### Task instructions
A – In the article on harassment at the University of Otago, swap "Thursdays in Black" for "Black Thursdays" and give the passage between "The Otago University" and "momentum in the US.", inclusive.
B – Translate this sentence from the article on harassment at the University of Otago into Spanish: "Vice-Chancellor Hayne replied within hours acknowledging the need to address the issue and educate students."
C – Write what comes next in the article on harassment at the University of Otago, picking up after its final sentence.

Calls to address harassment and provide campus-based violence prevention
Mon 07 Mar 2016
A group of Dunedin residents has asked the University of Otago to take action to address harassment in the Dunedin student quarter and at the ...
A group of Dunedin residents has asked the University of Otago to take action to address harassment in the Dunedin student quarter and at the university.
The group sent a letter to Vice-Chancellor Professor Harlene Hayne outlining issues of racist speech/slurs, street harassment towards women, and trans- and homophobia. While the abuse may have spiked during orientation or 'O-week,' comments indicate it is an ongoing issue.
The letter states "... we feel the university not only has a role, but a responsibility in addressing this. We find tolerance for such behaviour ('boys will be boys', 'it’s just O-Week', etc.) the valuing of some peoples' fun over others’ safety and wellbeing, absolutely unacceptable. We are proud of a University that is recognised nationally and internationally for its excellence and innovation, as well as its recent recognition for its inclusiveness. We feel that to ensure that inclusiveness is robust across the University, the University needs to take proactive and innovative steps."
Vice-Chancellor Hayne replied within hours acknowledging the need to address the issue and educate students. She also said that the University is developing two educational programmes. One programme would focus on students in residential colleges and the other would focus on reaching students during O-week. Vice-Chancellor Hayne also said she was talking with overseas universities about potential programmes.
The Otago University Students’ Association (OUSA) re-launched Thursdays in Black, a worldwide campaign against sexual and gender based violence, during O-week. The programme is an awareness campaign, but OUSA is also planning to include education focused on consent.
Related information and resources
Addressing sexual and dating violence on university campuses has been gaining momentum in the US.

(Items from a dataset)
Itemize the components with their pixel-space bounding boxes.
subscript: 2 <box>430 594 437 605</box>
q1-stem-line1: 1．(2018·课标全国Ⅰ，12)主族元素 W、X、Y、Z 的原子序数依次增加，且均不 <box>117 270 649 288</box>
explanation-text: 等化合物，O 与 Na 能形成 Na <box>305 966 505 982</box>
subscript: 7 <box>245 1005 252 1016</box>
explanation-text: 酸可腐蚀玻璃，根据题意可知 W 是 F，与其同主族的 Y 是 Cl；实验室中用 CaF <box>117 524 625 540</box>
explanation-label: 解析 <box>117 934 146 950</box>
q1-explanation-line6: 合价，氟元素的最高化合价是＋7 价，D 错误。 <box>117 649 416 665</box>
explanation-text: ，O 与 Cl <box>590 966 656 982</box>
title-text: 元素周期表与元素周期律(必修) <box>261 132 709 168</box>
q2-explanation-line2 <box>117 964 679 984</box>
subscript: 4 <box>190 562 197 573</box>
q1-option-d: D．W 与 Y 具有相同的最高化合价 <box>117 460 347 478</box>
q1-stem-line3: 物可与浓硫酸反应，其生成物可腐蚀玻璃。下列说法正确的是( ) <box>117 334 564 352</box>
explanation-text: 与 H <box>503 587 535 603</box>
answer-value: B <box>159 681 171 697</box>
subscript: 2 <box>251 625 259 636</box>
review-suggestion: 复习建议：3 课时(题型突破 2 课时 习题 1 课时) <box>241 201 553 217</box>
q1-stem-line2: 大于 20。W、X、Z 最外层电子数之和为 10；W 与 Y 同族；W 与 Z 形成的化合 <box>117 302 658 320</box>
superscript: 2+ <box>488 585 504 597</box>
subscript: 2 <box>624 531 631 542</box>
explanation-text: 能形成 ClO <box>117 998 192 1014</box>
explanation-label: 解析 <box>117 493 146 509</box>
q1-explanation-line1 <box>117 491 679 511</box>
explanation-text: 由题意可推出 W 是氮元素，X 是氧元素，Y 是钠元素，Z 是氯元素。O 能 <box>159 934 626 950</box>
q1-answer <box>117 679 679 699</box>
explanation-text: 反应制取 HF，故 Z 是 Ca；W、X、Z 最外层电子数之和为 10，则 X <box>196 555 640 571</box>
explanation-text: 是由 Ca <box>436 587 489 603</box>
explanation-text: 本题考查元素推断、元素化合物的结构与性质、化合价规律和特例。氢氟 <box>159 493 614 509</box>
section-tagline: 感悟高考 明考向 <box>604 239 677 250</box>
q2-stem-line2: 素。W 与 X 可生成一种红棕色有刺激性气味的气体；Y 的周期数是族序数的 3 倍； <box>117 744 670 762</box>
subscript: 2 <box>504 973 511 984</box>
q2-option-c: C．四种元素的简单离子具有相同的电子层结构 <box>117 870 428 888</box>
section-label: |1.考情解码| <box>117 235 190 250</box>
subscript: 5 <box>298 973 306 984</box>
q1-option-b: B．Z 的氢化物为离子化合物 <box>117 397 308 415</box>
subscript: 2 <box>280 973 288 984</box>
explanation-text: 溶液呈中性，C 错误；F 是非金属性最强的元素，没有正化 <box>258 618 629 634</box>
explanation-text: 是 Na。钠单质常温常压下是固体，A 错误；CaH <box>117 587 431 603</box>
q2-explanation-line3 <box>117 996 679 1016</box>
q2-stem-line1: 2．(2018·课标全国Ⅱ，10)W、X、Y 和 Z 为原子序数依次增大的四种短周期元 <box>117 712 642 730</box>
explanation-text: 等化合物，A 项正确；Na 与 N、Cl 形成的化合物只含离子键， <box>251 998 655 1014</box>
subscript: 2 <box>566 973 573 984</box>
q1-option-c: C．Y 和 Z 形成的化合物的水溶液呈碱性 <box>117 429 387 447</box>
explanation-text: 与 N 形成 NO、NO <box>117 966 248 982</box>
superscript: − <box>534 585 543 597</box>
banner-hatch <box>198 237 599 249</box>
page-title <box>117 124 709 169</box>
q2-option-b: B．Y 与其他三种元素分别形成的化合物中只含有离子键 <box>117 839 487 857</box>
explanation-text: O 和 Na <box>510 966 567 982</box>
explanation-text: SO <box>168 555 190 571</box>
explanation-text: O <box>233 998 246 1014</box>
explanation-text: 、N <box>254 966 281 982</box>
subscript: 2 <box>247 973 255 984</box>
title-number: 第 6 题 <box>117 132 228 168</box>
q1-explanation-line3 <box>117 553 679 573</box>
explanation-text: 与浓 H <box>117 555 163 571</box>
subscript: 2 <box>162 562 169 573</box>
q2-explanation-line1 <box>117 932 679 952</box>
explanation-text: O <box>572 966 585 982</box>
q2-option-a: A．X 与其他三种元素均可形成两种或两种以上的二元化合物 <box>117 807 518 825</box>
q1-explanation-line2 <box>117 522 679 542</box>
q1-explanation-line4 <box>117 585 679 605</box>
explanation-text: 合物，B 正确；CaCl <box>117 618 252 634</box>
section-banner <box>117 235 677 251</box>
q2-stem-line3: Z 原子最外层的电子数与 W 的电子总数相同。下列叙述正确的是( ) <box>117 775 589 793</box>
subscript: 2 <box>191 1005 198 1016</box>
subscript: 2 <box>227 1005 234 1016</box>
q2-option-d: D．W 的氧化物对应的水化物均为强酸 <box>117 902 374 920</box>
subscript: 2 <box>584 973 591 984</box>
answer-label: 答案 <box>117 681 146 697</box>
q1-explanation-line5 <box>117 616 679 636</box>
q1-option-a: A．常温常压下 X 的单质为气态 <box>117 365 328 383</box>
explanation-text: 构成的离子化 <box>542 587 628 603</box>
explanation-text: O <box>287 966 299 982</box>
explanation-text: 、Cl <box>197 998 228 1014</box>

### Answer section
A –
The Otago University Students’ Association (OUSA) re-launched Black Thursdays, a worldwide campaign against sexual and gender based violence, during O-week. The programme is an awareness campaign, but OUSA is also planning to include education focused on consent.
Related information and resources
Addressing sexual and dating violence on university campuses has been gaining momentum in the US.

B – La vicerrectora Hayne respondió en cuestión de horas, reconociendo la necesidad de abordar el problema y educar a los estudiantes.

C –
A new national organisation Campus Advocates and Prevention Professionals Association (CAPPA) was formed in 2015. It is dedicated to providing a national platform to engage, discuss and advance evidence-based strategies to reduce violence and support survivors. The website includes links to relevant research and resources.
New programmes and resources have been developed through Not Alone, an initiative of the US White House Task Force to Protect Students from Sexual Assault which was launched in 2014.
PreventConnect Campus also addresses the prevention of sexual violence, domestic violence and dating violence on college and university campuses. PreventConnect Campus is part of PreventConnect, a national online community of prevention practitioners, and was developed as an online resource for practitioners working on campuses and community-based practitioners partnering with campuses. It draws on research, experience and context and offers web conferences, eLearning, podcasts and more.
In 2014, the University of Canterbury's Engineering Society was criticised after its RoUndie 500 event included students dressing in costumes that were racist, sexist and otherwise ofensive.
The following theses examined violence and New Zealand universities:
Smith, I. (2013). Prevention, response, and referral pathways for cases of intimate partner violence and sexual violence at a New Zealand university: A preliminary assessment, Auckland: New Zealand, Dissertation, University of Auckland
The University of Auckland introduced family violence policy in November 2015, supporting both students and staff.
The New Zealand Family Violence Clearinghouse has previously compiled resources on promoting healthy relationships with young people.